What you are asked to do:
Gather the lines that hold the string "test".

--- Start Records provided ---

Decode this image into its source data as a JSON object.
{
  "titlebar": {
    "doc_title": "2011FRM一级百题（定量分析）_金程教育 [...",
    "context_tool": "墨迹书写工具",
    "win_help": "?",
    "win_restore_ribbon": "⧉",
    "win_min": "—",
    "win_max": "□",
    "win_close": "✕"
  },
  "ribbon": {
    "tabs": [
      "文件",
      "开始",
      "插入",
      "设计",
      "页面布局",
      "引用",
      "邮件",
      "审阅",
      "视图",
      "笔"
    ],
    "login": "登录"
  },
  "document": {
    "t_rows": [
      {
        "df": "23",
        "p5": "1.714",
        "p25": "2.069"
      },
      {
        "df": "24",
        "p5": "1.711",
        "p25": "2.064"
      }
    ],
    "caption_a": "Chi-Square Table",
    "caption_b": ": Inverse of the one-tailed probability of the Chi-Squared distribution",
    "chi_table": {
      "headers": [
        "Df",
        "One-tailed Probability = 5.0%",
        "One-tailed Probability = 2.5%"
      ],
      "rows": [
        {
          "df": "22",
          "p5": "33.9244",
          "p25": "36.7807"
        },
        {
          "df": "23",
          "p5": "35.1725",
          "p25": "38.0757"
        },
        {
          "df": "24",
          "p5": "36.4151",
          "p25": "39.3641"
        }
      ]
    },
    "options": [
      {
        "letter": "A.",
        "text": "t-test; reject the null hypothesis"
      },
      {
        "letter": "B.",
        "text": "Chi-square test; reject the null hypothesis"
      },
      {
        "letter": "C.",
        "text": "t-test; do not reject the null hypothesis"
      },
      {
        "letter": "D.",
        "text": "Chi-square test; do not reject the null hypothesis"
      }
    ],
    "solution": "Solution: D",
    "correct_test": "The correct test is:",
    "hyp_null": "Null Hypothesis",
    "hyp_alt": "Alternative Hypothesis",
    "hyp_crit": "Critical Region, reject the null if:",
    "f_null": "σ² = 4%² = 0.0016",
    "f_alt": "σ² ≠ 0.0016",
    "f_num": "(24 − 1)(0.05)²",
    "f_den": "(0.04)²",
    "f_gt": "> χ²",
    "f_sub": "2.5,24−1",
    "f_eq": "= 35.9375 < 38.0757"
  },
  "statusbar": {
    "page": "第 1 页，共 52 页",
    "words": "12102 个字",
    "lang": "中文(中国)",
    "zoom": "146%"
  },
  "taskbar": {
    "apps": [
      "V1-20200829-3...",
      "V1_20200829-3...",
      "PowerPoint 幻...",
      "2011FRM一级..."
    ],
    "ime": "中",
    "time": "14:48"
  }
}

--- End Records provided ---

Result:
        "text": "t-test; reject the null hypothesis"
        "text": "Chi-square test; reject the null hypothesis"
        "text": "t-test; do not reject the null hypothesis"
        "text": "Chi-square test; do not reject the null hypothesis"
    "correct_test": "The correct test is:",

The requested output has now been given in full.